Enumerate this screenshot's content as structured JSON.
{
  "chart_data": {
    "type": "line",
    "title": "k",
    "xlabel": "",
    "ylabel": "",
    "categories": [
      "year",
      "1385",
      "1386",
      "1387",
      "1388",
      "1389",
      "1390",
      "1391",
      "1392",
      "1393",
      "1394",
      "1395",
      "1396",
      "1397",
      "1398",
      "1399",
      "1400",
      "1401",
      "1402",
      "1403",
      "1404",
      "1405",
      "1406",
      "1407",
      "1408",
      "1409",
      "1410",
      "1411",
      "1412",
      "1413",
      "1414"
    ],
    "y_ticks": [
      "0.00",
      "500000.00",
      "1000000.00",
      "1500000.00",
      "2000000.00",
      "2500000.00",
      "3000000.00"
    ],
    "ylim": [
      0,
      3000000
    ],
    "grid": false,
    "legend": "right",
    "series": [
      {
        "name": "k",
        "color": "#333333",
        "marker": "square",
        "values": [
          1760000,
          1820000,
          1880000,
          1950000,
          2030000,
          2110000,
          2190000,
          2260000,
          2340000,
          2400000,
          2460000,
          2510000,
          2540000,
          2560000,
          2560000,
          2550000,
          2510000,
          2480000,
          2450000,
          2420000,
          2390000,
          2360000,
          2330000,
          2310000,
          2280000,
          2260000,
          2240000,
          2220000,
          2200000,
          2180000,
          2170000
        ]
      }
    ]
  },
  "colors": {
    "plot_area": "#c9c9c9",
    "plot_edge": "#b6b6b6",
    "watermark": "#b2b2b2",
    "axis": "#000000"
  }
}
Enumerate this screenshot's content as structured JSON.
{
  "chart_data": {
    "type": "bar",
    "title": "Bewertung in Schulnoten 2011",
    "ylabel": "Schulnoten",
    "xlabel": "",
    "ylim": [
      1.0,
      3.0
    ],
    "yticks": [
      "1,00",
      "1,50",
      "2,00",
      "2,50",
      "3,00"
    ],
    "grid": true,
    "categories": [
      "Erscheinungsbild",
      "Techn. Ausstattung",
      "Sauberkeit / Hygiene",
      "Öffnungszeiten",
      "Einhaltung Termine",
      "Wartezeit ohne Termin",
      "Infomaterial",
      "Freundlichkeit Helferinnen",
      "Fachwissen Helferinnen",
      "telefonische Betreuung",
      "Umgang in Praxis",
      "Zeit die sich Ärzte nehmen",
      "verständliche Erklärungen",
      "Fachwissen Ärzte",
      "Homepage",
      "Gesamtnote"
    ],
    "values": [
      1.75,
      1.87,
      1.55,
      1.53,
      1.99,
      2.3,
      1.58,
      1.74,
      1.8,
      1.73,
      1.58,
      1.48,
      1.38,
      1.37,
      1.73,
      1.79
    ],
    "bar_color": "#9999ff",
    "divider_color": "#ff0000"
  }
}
..........
## [EXERCISE TASK]
Write the listing out again, exactly as it reads.

## [EXPECTED ANSWER]
Enumerate this screenshot's content as structured JSON.
{
  "chart_data": {
    "type": "line",
    "title": "k",
    "xlabel": "",
    "ylabel": "",
    "categories": [
      "year",
      "1385",
      "1386",
      "1387",
      "1388",
      "1389",
      "1390",
      "1391",
      "1392",
      "1393",
      "1394",
      "1395",
      "1396",
      "1397",
      "1398",
      "1399",
      "1400",
      "1401",
      "1402",
      "1403",
      "1404",
      "1405",
      "1406",
      "1407",
      "1408",
      "1409",
      "1410",
      "1411",
      "1412",
      "1413",
      "1414"
    ],
    "y_ticks": [
      "0.00",
      "500000.00",
      "1000000.00",
      "1500000.00",
      "2000000.00",
      "2500000.00",
      "3000000.00"
    ],
    "ylim": [
      0,
      3000000
    ],
    "grid": false,
    "legend": "right",
    "series": [
      {
        "name": "k",
        "color": "#333333",
        "marker": "square",
        "values": [
          1760000,
          1820000,
          1880000,
          1950000,
          2030000,
          2110000,
          2190000,
          2260000,
          2340000,
          2400000,
          2460000,
          2510000,
          2540000,
          2560000,
          2560000,
          2550000,
          2510000,
          2480000,
          2450000,
          2420000,
          2390000,
          2360000,
          2330000,
          2310000,
          2280000,
          2260000,
          2240000,
          2220000,
          2200000,
          2180000,
          2170000
        ]
      }
    ]
  },
  "colors": {
    "plot_area": "#c9c9c9",
    "plot_edge": "#b6b6b6",
    "watermark": "#b2b2b2",
    "axis": "#000000"
  }
}
Enumerate this screenshot's content as structured JSON.
{
  "chart_data": {
    "type": "bar",
    "title": "Bewertung in Schulnoten 2011",
    "ylabel": "Schulnoten",
    "xlabel": "",
    "ylim": [
      1.0,
      3.0
    ],
    "yticks": [
      "1,00",
      "1,50",
      "2,00",
      "2,50",
      "3,00"
    ],
    "grid": true,
    "categories": [
      "Erscheinungsbild",
      "Techn. Ausstattung",
      "Sauberkeit / Hygiene",
      "Öffnungszeiten",
      "Einhaltung Termine",
      "Wartezeit ohne Termin",
      "Infomaterial",
      "Freundlichkeit Helferinnen",
      "Fachwissen Helferinnen",
      "telefonische Betreuung",
      "Umgang in Praxis",
      "Zeit die sich Ärzte nehmen",
      "verständliche Erklärungen",
      "Fachwissen Ärzte",
      "Homepage",
      "Gesamtnote"
    ],
    "values": [
      1.75,
      1.87,
      1.55,
      1.53,
      1.99,
      2.3,
      1.58,
      1.74,
      1.8,
      1.73,
      1.58,
      1.48,
      1.38,
      1.37,
      1.73,
      1.79
    ],
    "bar_color": "#9999ff",
    "divider_color": "#ff0000"
  }
}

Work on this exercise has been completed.